### AIM OF THE TASK:
Faithfully return all lines, omitting every embedded picture.

Records excerpted from a collection
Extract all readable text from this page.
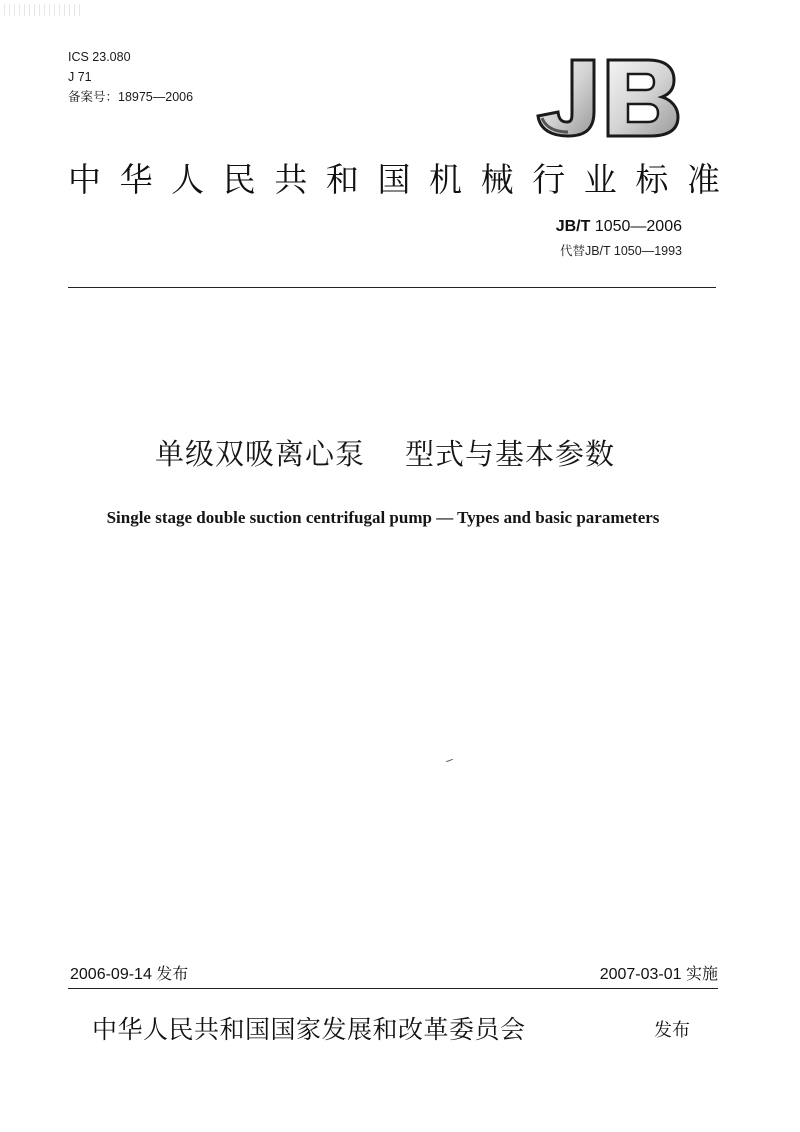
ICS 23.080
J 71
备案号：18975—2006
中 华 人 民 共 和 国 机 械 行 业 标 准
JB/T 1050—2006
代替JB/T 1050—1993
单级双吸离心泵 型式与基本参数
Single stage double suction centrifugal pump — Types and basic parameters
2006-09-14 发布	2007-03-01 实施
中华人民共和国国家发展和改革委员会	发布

### TASK OUTPUT:
Extract all readable text from this page.
ICS 23.080
J 71
备案号：18975—2006
中 华 人 民 共 和 国 机 械 行 业 标 准
JB/T 1050—2006
代替JB/T 1050—1993
单级双吸离心泵 型式与基本参数
Single stage double suction centrifugal pump — Types and basic parameters
2006-09-14 发布	2007-03-01 实施
中华人民共和国国家发展和改革委员会	发布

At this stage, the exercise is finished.